Data entries:
= = = = =

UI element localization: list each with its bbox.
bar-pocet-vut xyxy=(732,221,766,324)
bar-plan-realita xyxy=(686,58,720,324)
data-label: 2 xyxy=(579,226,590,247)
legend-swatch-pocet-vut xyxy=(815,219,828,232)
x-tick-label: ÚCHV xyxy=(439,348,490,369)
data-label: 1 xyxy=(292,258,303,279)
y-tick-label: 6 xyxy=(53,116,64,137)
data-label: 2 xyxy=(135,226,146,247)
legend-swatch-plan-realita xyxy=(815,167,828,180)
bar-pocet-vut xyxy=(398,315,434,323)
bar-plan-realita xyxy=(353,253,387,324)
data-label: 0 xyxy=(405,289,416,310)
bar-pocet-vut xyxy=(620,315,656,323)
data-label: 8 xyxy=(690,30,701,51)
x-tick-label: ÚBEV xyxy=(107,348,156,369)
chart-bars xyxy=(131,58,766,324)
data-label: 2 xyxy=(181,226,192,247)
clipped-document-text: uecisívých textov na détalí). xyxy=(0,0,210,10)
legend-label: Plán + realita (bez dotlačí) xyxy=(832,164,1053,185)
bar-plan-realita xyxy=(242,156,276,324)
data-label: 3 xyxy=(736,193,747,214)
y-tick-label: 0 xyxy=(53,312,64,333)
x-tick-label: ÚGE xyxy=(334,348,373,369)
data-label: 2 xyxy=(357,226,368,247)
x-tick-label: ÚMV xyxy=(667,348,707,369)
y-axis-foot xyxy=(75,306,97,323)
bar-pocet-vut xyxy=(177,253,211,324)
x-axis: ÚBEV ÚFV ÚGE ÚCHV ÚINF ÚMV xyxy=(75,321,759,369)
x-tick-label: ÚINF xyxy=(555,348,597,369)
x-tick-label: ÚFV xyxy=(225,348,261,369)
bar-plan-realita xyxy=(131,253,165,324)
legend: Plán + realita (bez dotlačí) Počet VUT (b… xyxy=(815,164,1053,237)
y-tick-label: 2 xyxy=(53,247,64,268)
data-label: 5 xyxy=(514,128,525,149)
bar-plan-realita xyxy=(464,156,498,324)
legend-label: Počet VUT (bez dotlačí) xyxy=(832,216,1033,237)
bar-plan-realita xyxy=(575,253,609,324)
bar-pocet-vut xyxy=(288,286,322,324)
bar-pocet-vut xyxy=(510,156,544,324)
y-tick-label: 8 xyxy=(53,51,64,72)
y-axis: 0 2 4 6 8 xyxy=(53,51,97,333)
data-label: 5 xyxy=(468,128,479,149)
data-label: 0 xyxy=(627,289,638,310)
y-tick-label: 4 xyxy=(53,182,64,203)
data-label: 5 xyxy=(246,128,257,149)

= = = = =

### Instructions to follow
Please select each line in the listing above that contains the string "ÚBEV". Case counts.

### Solved exercise
x-tick-label: ÚBEV xyxy=(107,348,156,369)
x-axis: ÚBEV ÚFV ÚGE ÚCHV ÚINF ÚMV xyxy=(75,321,759,369)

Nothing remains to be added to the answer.